EXERCISE DIRECTIONS
Keep only the lines where "принимаются" appears.
**** DATA FOR THE TASK
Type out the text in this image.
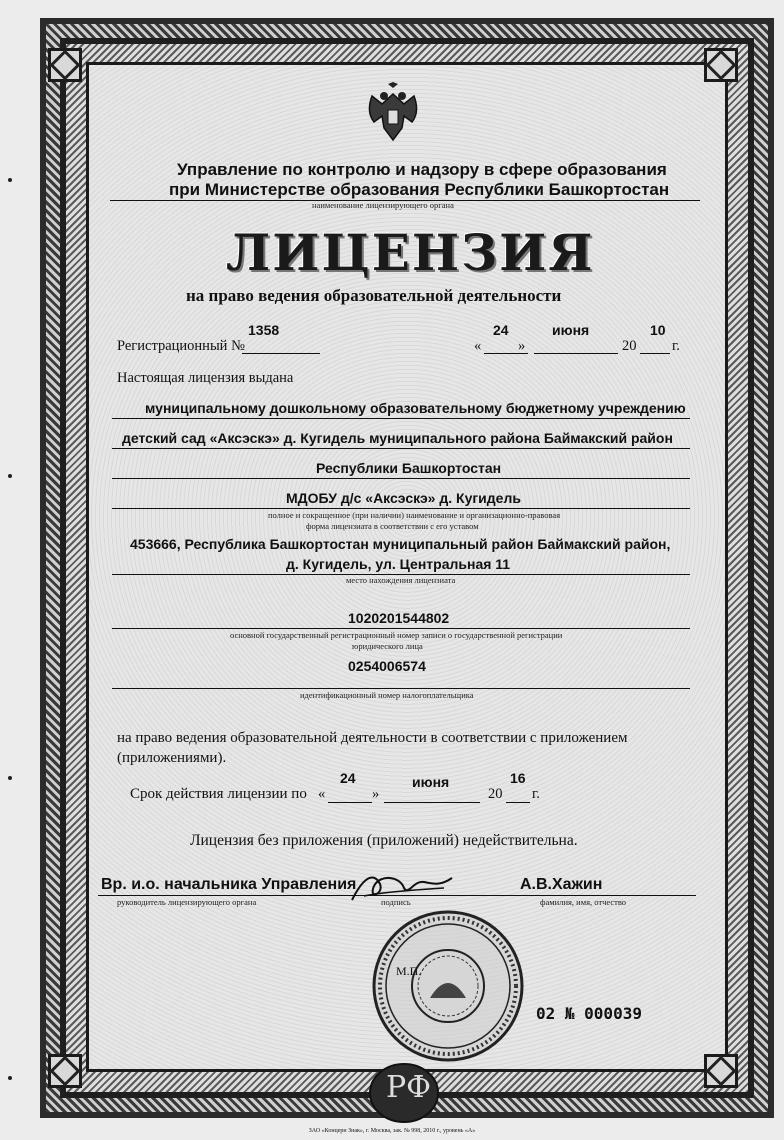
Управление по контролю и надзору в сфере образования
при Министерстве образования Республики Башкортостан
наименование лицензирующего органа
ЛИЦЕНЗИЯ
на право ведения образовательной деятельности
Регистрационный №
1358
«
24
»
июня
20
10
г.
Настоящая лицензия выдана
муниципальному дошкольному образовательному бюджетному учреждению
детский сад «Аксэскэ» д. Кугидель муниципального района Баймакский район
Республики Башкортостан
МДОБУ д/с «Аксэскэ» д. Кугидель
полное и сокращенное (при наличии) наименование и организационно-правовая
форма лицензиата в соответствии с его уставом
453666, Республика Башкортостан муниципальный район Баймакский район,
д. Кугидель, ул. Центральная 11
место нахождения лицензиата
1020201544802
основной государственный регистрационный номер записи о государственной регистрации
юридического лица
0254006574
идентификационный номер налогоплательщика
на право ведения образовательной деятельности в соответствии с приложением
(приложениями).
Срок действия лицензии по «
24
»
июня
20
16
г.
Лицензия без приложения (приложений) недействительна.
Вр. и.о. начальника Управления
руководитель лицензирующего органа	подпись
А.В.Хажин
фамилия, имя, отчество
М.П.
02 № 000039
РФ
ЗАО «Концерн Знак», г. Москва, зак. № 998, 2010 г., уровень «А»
********
**** DATA FOR THE TASK
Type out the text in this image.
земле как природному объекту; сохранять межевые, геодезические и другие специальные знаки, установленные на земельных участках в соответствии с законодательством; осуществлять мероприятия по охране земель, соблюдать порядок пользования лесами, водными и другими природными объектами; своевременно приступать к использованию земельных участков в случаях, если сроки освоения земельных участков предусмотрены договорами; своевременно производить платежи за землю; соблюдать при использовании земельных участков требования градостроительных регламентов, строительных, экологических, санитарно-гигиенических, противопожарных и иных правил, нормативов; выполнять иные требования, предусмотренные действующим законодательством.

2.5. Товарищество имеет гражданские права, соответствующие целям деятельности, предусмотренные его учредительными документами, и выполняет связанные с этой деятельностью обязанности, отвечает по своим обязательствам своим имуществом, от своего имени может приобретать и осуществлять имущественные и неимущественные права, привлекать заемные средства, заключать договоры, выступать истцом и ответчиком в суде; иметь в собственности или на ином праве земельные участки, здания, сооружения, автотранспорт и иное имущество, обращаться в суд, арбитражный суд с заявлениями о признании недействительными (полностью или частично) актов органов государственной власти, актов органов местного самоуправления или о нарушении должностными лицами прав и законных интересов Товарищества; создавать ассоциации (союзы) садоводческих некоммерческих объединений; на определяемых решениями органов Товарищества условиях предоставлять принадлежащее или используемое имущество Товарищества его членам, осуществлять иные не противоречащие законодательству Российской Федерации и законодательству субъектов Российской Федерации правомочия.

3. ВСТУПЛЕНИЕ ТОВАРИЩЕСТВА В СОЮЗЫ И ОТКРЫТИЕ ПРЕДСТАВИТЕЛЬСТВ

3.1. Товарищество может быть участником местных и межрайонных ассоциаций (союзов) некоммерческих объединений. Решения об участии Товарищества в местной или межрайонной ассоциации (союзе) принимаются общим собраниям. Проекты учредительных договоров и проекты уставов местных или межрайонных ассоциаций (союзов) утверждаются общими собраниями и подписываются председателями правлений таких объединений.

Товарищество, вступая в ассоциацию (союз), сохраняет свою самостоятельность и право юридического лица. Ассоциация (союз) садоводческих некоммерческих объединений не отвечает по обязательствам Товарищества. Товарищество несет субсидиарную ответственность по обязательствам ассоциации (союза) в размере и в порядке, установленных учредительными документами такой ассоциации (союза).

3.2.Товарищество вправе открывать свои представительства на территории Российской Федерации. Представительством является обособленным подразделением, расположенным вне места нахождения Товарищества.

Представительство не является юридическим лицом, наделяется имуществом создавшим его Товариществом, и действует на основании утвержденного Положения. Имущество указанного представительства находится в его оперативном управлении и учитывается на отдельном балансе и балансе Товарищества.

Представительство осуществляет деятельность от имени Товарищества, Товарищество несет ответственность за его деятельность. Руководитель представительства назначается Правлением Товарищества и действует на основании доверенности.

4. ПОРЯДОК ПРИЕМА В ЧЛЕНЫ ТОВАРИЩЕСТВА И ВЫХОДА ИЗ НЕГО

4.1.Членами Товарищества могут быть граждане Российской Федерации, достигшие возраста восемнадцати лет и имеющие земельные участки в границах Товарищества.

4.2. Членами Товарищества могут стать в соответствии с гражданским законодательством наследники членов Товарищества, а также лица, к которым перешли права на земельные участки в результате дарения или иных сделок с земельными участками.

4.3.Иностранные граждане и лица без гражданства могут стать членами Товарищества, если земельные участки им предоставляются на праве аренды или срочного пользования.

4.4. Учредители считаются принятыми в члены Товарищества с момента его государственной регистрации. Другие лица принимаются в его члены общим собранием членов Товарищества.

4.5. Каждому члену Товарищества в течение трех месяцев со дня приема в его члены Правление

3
********
FINISHED ANSWER
3.1. Товарищество может быть участником местных и межрайонных ассоциаций (союзов) некоммерческих объединений. Решения об участии Товарищества в местной или межрайонной ассоциации (союзе) принимаются общим собраниям. Проекты учредительных договоров и проекты уставов местных или межрайонных ассоциаций (союзов) утверждаются общими собраниями и подписываются председателями правлений таких объединений.
4.4. Учредители считаются принятыми в члены Товарищества с момента его государственной регистрации. Другие лица принимаются в его члены общим собранием членов Товарищества.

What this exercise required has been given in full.